Entries supplied:
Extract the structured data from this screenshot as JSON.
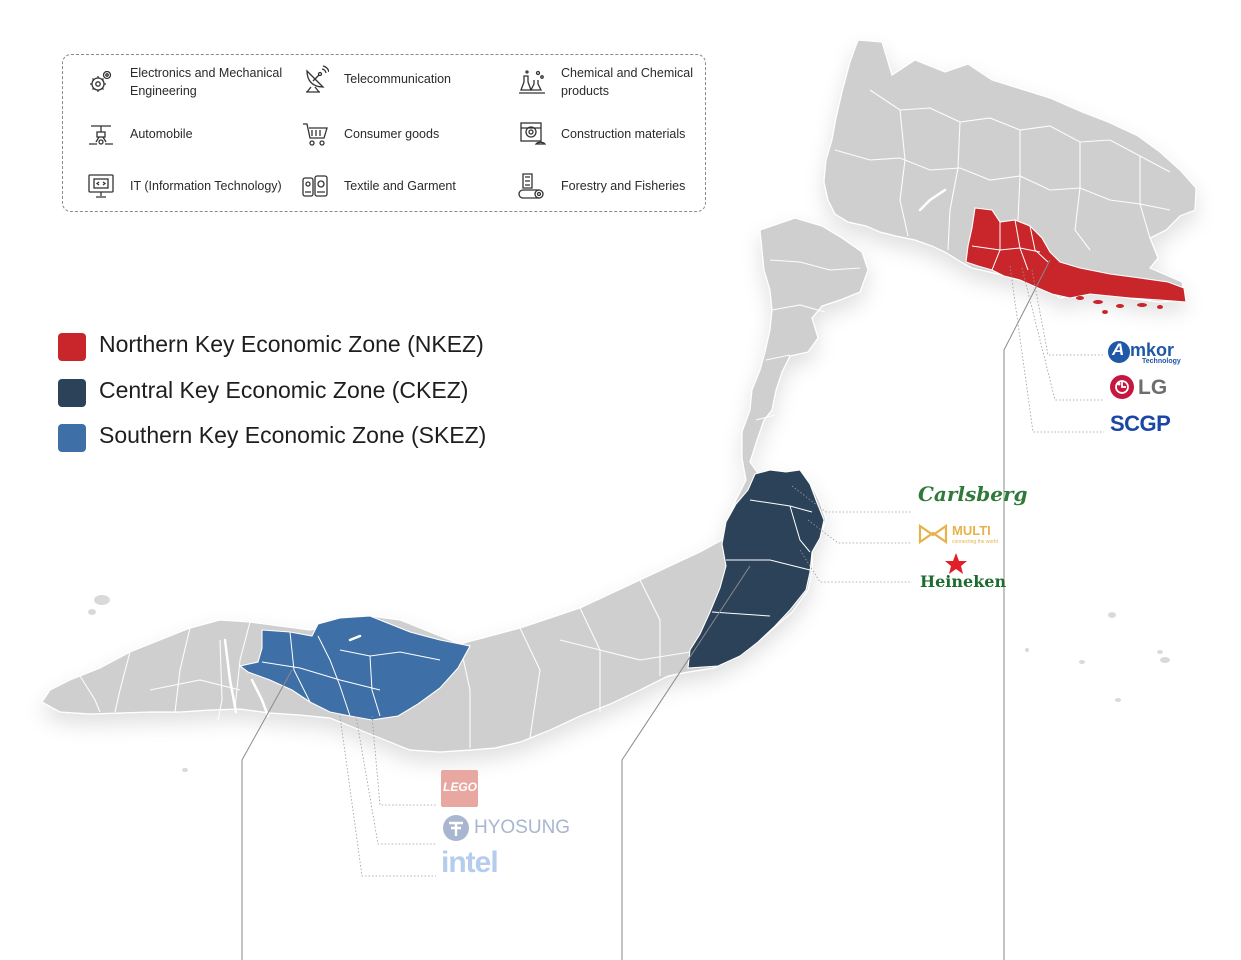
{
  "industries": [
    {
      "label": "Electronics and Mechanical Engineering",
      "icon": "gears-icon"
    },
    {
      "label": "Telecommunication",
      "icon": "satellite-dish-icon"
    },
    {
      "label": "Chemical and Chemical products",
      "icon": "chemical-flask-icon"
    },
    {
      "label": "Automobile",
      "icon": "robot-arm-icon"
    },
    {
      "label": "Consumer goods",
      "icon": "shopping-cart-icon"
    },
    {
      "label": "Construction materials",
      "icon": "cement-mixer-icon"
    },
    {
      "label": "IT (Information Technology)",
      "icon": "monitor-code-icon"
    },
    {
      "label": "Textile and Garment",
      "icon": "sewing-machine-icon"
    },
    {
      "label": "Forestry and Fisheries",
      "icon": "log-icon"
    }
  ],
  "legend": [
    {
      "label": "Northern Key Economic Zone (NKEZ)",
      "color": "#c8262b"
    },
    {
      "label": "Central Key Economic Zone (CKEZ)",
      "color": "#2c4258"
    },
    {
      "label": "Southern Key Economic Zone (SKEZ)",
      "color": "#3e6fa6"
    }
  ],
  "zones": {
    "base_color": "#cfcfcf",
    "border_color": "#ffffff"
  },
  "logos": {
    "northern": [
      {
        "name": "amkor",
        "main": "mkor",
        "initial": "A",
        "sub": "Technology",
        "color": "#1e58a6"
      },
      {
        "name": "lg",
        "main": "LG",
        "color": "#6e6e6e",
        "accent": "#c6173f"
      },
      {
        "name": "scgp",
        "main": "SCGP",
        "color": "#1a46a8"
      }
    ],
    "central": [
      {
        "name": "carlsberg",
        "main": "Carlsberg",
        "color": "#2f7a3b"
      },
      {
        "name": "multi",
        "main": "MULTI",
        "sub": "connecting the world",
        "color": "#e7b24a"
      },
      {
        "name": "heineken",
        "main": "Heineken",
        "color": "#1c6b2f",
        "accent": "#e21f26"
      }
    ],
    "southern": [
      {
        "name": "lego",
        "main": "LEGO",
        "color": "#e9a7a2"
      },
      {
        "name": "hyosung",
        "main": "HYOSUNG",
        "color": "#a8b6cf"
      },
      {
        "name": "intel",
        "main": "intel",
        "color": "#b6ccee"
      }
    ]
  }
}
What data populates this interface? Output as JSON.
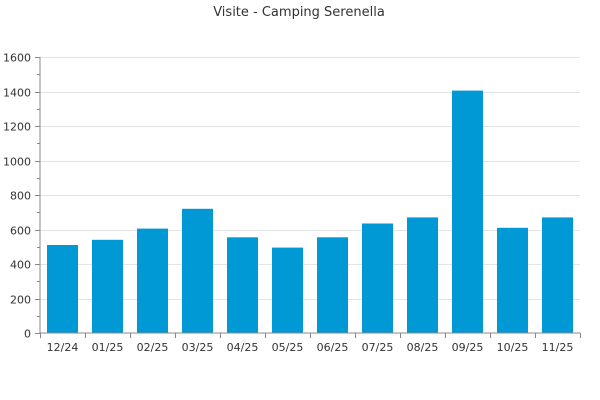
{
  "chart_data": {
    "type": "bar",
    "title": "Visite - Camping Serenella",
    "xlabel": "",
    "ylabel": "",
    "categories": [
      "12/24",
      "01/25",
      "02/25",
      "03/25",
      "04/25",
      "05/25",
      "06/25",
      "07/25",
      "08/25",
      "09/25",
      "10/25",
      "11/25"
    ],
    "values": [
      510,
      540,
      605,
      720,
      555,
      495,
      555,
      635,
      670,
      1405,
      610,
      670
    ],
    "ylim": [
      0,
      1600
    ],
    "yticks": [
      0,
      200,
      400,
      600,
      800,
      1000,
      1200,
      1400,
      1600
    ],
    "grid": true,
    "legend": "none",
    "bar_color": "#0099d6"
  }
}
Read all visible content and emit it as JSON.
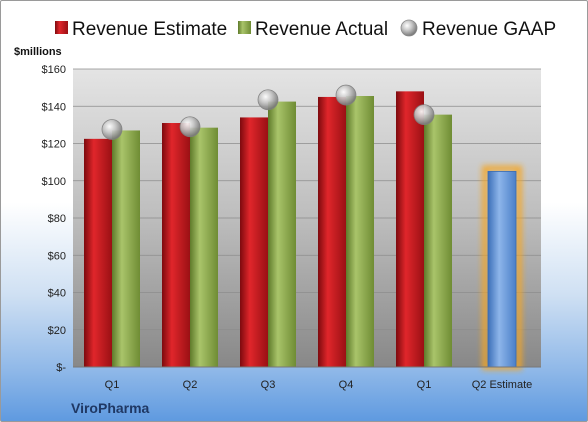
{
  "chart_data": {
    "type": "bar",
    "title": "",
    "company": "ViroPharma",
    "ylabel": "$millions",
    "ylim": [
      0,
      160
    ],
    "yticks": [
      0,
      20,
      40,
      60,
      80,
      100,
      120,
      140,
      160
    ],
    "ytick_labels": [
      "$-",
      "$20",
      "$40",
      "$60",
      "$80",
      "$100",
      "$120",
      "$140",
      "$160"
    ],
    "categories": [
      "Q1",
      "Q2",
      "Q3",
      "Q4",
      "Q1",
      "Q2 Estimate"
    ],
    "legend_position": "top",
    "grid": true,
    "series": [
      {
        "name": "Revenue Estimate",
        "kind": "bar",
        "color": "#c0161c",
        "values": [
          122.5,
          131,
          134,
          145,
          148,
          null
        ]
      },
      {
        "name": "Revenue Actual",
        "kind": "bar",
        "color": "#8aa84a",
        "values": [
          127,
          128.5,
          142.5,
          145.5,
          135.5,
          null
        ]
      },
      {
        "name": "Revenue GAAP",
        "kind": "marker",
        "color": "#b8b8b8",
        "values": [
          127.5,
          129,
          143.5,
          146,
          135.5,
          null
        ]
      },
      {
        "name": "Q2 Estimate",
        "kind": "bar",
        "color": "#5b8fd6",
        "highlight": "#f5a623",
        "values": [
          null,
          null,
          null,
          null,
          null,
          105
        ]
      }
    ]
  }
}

Objective: Leave out the pictures and copy every record above exactly.

Written answer:
Extract the structured data from this screenshot as JSON.
{
  "industries": [
    {
      "label": "Electronics and Mechanical Engineering",
      "icon": "gears-icon"
    },
    {
      "label": "Telecommunication",
      "icon": "satellite-dish-icon"
    },
    {
      "label": "Chemical and Chemical products",
      "icon": "chemical-flask-icon"
    },
    {
      "label": "Automobile",
      "icon": "robot-arm-icon"
    },
    {
      "label": "Consumer goods",
      "icon": "shopping-cart-icon"
    },
    {
      "label": "Construction materials",
      "icon": "cement-mixer-icon"
    },
    {
      "label": "IT (Information Technology)",
      "icon": "monitor-code-icon"
    },
    {
      "label": "Textile and Garment",
      "icon": "sewing-machine-icon"
    },
    {
      "label": "Forestry and Fisheries",
      "icon": "log-icon"
    }
  ],
  "legend": [
    {
      "label": "Northern Key Economic Zone (NKEZ)",
      "color": "#c8262b"
    },
    {
      "label": "Central Key Economic Zone (CKEZ)",
      "color": "#2c4258"
    },
    {
      "label": "Southern Key Economic Zone (SKEZ)",
      "color": "#3e6fa6"
    }
  ],
  "zones": {
    "base_color": "#cfcfcf",
    "border_color": "#ffffff"
  },
  "logos": {
    "northern": [
      {
        "name": "amkor",
        "main": "mkor",
        "initial": "A",
        "sub": "Technology",
        "color": "#1e58a6"
      },
      {
        "name": "lg",
        "main": "LG",
        "color": "#6e6e6e",
        "accent": "#c6173f"
      },
      {
        "name": "scgp",
        "main": "SCGP",
        "color": "#1a46a8"
      }
    ],
    "central": [
      {
        "name": "carlsberg",
        "main": "Carlsberg",
        "color": "#2f7a3b"
      },
      {
        "name": "multi",
        "main": "MULTI",
        "sub": "connecting the world",
        "color": "#e7b24a"
      },
      {
        "name": "heineken",
        "main": "Heineken",
        "color": "#1c6b2f",
        "accent": "#e21f26"
      }
    ],
    "southern": [
      {
        "name": "lego",
        "main": "LEGO",
        "color": "#e9a7a2"
      },
      {
        "name": "hyosung",
        "main": "HYOSUNG",
        "color": "#a8b6cf"
      },
      {
        "name": "intel",
        "main": "intel",
        "color": "#b6ccee"
      }
    ]
  }
}
What data populates this interface? Output as JSON.
{
  "chart_data": {
    "type": "bar",
    "title": "Visite - Camping Serenella",
    "xlabel": "",
    "ylabel": "",
    "categories": [
      "12/24",
      "01/25",
      "02/25",
      "03/25",
      "04/25",
      "05/25",
      "06/25",
      "07/25",
      "08/25",
      "09/25",
      "10/25",
      "11/25"
    ],
    "values": [
      510,
      540,
      605,
      720,
      555,
      495,
      555,
      635,
      670,
      1405,
      610,
      670
    ],
    "ylim": [
      0,
      1600
    ],
    "yticks": [
      0,
      200,
      400,
      600,
      800,
      1000,
      1200,
      1400,
      1600
    ],
    "grid": true,
    "legend": "none",
    "bar_color": "#0099d6"
  }
}
Read all visible content and emit it as JSON.
{
  "chart_data": {
    "type": "bar",
    "title": "",
    "company": "ViroPharma",
    "ylabel": "$millions",
    "ylim": [
      0,
      160
    ],
    "yticks": [
      0,
      20,
      40,
      60,
      80,
      100,
      120,
      140,
      160
    ],
    "ytick_labels": [
      "$-",
      "$20",
      "$40",
      "$60",
      "$80",
      "$100",
      "$120",
      "$140",
      "$160"
    ],
    "categories": [
      "Q1",
      "Q2",
      "Q3",
      "Q4",
      "Q1",
      "Q2 Estimate"
    ],
    "legend_position": "top",
    "grid": true,
    "series": [
      {
        "name": "Revenue Estimate",
        "kind": "bar",
        "color": "#c0161c",
        "values": [
          122.5,
          131,
          134,
          145,
          148,
          null
        ]
      },
      {
        "name": "Revenue Actual",
        "kind": "bar",
        "color": "#8aa84a",
        "values": [
          127,
          128.5,
          142.5,
          145.5,
          135.5,
          null
        ]
      },
      {
        "name": "Revenue GAAP",
        "kind": "marker",
        "color": "#b8b8b8",
        "values": [
          127.5,
          129,
          143.5,
          146,
          135.5,
          null
        ]
      },
      {
        "name": "Q2 Estimate",
        "kind": "bar",
        "color": "#5b8fd6",
        "highlight": "#f5a623",
        "values": [
          null,
          null,
          null,
          null,
          null,
          105
        ]
      }
    ]
  }
}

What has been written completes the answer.